**Problem statement**: Scan the entries below. List each line with "SparseVLM".

**Exercise material**:
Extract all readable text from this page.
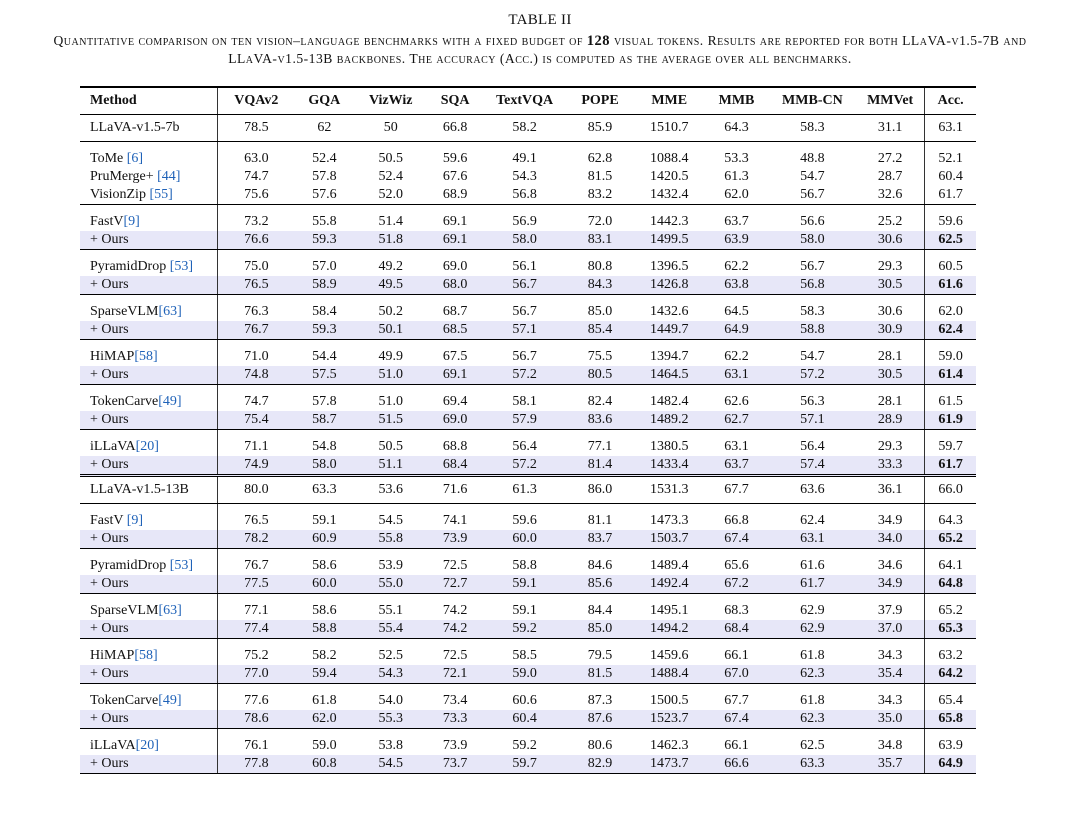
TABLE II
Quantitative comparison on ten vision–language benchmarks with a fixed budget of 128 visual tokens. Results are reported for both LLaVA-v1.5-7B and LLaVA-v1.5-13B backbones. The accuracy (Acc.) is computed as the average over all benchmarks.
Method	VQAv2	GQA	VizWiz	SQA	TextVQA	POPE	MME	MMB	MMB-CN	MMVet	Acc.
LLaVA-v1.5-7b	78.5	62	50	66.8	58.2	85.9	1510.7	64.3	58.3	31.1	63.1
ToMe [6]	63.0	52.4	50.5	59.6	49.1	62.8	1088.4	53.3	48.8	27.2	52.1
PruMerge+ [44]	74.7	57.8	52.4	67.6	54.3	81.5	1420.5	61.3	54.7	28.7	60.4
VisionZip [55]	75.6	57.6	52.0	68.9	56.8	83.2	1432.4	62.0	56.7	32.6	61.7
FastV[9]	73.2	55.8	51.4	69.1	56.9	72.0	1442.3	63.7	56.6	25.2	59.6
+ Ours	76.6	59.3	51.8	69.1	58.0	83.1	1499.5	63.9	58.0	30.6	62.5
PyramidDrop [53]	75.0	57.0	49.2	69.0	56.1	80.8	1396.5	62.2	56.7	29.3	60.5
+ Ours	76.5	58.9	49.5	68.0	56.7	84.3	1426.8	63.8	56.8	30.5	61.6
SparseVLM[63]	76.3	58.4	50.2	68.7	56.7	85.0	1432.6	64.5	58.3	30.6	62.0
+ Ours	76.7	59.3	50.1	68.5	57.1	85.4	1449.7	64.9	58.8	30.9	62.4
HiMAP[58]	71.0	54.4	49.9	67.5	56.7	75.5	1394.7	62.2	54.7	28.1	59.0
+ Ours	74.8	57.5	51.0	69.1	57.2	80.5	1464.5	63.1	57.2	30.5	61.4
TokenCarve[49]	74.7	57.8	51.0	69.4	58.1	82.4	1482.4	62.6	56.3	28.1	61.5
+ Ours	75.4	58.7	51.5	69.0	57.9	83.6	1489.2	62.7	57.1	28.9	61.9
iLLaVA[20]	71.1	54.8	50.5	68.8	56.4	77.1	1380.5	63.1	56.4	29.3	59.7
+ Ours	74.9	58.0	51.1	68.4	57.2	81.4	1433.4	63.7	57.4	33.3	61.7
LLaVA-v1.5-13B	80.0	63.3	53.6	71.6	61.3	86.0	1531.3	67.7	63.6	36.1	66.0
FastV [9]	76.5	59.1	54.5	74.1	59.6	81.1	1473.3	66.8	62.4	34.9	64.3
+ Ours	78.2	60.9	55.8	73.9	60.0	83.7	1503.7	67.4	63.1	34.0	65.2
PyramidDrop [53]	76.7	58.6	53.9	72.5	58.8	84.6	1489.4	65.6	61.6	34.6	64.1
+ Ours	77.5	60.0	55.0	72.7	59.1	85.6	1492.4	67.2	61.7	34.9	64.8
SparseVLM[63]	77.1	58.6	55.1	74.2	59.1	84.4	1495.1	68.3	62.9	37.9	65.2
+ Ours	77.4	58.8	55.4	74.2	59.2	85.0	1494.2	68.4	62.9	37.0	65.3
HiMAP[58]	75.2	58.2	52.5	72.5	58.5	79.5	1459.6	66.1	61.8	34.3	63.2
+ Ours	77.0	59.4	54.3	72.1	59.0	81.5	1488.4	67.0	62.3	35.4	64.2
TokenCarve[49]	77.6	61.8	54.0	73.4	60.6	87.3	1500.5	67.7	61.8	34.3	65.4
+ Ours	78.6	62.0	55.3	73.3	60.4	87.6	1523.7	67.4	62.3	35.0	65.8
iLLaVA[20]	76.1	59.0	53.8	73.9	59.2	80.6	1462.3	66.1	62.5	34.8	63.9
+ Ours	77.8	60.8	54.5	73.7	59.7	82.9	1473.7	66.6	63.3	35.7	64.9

**Written solution**:
SparseVLM[63]	76.3	58.4	50.2	68.7	56.7	85.0	1432.6	64.5	58.3	30.6	62.0
SparseVLM[63]	77.1	58.6	55.1	74.2	59.1	84.4	1495.1	68.3	62.9	37.9	65.2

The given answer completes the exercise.